■ **Task brief**
Copy every line of the data exactly, leaving nothing out.

━━━━━━━━━━━━━━━━━━━━

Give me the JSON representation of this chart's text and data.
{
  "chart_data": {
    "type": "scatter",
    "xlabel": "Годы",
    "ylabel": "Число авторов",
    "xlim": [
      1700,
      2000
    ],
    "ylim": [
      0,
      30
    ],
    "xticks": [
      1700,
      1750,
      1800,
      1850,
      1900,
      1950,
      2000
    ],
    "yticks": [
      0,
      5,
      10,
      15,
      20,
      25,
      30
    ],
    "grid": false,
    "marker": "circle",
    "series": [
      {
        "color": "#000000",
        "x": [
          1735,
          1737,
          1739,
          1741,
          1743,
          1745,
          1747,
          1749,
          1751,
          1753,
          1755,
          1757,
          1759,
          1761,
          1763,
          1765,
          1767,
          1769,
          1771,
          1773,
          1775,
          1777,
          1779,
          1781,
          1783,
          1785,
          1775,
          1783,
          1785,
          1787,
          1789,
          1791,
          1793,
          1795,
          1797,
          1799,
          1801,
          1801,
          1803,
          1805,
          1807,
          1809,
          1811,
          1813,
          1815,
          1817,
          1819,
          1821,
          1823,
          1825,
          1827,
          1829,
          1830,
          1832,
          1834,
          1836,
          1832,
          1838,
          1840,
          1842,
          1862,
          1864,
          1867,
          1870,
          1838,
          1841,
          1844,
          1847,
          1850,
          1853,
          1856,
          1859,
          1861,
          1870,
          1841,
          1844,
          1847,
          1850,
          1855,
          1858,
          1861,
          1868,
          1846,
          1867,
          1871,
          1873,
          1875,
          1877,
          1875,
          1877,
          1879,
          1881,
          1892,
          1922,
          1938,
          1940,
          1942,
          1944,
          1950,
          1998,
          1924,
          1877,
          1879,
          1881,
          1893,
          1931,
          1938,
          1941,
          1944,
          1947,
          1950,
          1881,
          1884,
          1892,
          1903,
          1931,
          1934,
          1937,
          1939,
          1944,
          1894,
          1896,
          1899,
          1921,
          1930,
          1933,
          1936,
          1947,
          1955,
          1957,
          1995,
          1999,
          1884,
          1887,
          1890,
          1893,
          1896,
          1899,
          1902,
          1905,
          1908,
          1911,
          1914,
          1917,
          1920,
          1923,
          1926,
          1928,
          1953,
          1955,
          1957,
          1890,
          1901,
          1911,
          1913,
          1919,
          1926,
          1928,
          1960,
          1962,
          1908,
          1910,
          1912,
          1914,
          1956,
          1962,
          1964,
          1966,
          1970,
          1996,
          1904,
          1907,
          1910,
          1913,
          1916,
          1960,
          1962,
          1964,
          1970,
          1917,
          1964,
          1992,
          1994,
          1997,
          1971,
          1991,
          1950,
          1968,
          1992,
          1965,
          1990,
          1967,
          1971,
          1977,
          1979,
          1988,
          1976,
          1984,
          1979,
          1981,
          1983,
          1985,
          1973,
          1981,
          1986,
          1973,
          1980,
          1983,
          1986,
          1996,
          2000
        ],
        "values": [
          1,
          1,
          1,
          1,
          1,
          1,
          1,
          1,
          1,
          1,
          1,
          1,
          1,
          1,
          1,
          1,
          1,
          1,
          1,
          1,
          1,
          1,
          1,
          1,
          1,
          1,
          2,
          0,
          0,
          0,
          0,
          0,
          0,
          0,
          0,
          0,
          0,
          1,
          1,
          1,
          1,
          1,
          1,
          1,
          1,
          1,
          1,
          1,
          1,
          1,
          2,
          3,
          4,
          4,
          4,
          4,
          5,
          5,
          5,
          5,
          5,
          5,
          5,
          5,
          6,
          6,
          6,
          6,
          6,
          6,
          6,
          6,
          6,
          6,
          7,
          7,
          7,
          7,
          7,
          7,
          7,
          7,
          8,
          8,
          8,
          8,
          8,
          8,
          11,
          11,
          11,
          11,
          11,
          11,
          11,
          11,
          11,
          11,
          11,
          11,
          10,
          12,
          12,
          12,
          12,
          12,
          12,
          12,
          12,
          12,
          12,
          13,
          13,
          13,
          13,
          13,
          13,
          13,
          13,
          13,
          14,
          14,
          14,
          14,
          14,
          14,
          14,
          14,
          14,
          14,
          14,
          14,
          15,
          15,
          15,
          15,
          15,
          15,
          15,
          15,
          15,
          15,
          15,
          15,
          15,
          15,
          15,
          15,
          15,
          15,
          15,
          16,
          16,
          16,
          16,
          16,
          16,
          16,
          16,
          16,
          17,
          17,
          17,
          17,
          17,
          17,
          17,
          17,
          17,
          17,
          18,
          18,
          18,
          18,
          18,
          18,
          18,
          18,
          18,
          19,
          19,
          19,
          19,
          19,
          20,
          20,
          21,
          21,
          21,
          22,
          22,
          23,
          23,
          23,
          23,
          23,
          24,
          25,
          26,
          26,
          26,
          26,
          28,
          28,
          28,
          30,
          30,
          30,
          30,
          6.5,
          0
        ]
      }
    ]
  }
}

━━━━━━━━━━━━━━━━━━━━

■ **Response to this exercise**
Give me the JSON representation of this chart's text and data.
{
  "chart_data": {
    "type": "scatter",
    "xlabel": "Годы",
    "ylabel": "Число авторов",
    "xlim": [
      1700,
      2000
    ],
    "ylim": [
      0,
      30
    ],
    "xticks": [
      1700,
      1750,
      1800,
      1850,
      1900,
      1950,
      2000
    ],
    "yticks": [
      0,
      5,
      10,
      15,
      20,
      25,
      30
    ],
    "grid": false,
    "marker": "circle",
    "series": [
      {
        "color": "#000000",
        "x": [
          1735,
          1737,
          1739,
          1741,
          1743,
          1745,
          1747,
          1749,
          1751,
          1753,
          1755,
          1757,
          1759,
          1761,
          1763,
          1765,
          1767,
          1769,
          1771,
          1773,
          1775,
          1777,
          1779,
          1781,
          1783,
          1785,
          1775,
          1783,
          1785,
          1787,
          1789,
          1791,
          1793,
          1795,
          1797,
          1799,
          1801,
          1801,
          1803,
          1805,
          1807,
          1809,
          1811,
          1813,
          1815,
          1817,
          1819,
          1821,
          1823,
          1825,
          1827,
          1829,
          1830,
          1832,
          1834,
          1836,
          1832,
          1838,
          1840,
          1842,
          1862,
          1864,
          1867,
          1870,
          1838,
          1841,
          1844,
          1847,
          1850,
          1853,
          1856,
          1859,
          1861,
          1870,
          1841,
          1844,
          1847,
          1850,
          1855,
          1858,
          1861,
          1868,
          1846,
          1867,
          1871,
          1873,
          1875,
          1877,
          1875,
          1877,
          1879,
          1881,
          1892,
          1922,
          1938,
          1940,
          1942,
          1944,
          1950,
          1998,
          1924,
          1877,
          1879,
          1881,
          1893,
          1931,
          1938,
          1941,
          1944,
          1947,
          1950,
          1881,
          1884,
          1892,
          1903,
          1931,
          1934,
          1937,
          1939,
          1944,
          1894,
          1896,
          1899,
          1921,
          1930,
          1933,
          1936,
          1947,
          1955,
          1957,
          1995,
          1999,
          1884,
          1887,
          1890,
          1893,
          1896,
          1899,
          1902,
          1905,
          1908,
          1911,
          1914,
          1917,
          1920,
          1923,
          1926,
          1928,
          1953,
          1955,
          1957,
          1890,
          1901,
          1911,
          1913,
          1919,
          1926,
          1928,
          1960,
          1962,
          1908,
          1910,
          1912,
          1914,
          1956,
          1962,
          1964,
          1966,
          1970,
          1996,
          1904,
          1907,
          1910,
          1913,
          1916,
          1960,
          1962,
          1964,
          1970,
          1917,
          1964,
          1992,
          1994,
          1997,
          1971,
          1991,
          1950,
          1968,
          1992,
          1965,
          1990,
          1967,
          1971,
          1977,
          1979,
          1988,
          1976,
          1984,
          1979,
          1981,
          1983,
          1985,
          1973,
          1981,
          1986,
          1973,
          1980,
          1983,
          1986,
          1996,
          2000
        ],
        "values": [
          1,
          1,
          1,
          1,
          1,
          1,
          1,
          1,
          1,
          1,
          1,
          1,
          1,
          1,
          1,
          1,
          1,
          1,
          1,
          1,
          1,
          1,
          1,
          1,
          1,
          1,
          2,
          0,
          0,
          0,
          0,
          0,
          0,
          0,
          0,
          0,
          0,
          1,
          1,
          1,
          1,
          1,
          1,
          1,
          1,
          1,
          1,
          1,
          1,
          1,
          2,
          3,
          4,
          4,
          4,
          4,
          5,
          5,
          5,
          5,
          5,
          5,
          5,
          5,
          6,
          6,
          6,
          6,
          6,
          6,
          6,
          6,
          6,
          6,
          7,
          7,
          7,
          7,
          7,
          7,
          7,
          7,
          8,
          8,
          8,
          8,
          8,
          8,
          11,
          11,
          11,
          11,
          11,
          11,
          11,
          11,
          11,
          11,
          11,
          11,
          10,
          12,
          12,
          12,
          12,
          12,
          12,
          12,
          12,
          12,
          12,
          13,
          13,
          13,
          13,
          13,
          13,
          13,
          13,
          13,
          14,
          14,
          14,
          14,
          14,
          14,
          14,
          14,
          14,
          14,
          14,
          14,
          15,
          15,
          15,
          15,
          15,
          15,
          15,
          15,
          15,
          15,
          15,
          15,
          15,
          15,
          15,
          15,
          15,
          15,
          15,
          16,
          16,
          16,
          16,
          16,
          16,
          16,
          16,
          16,
          17,
          17,
          17,
          17,
          17,
          17,
          17,
          17,
          17,
          17,
          18,
          18,
          18,
          18,
          18,
          18,
          18,
          18,
          18,
          19,
          19,
          19,
          19,
          19,
          20,
          20,
          21,
          21,
          21,
          22,
          22,
          23,
          23,
          23,
          23,
          23,
          24,
          25,
          26,
          26,
          26,
          26,
          28,
          28,
          28,
          30,
          30,
          30,
          30,
          6.5,
          0
        ]
      }
    ]
  }
}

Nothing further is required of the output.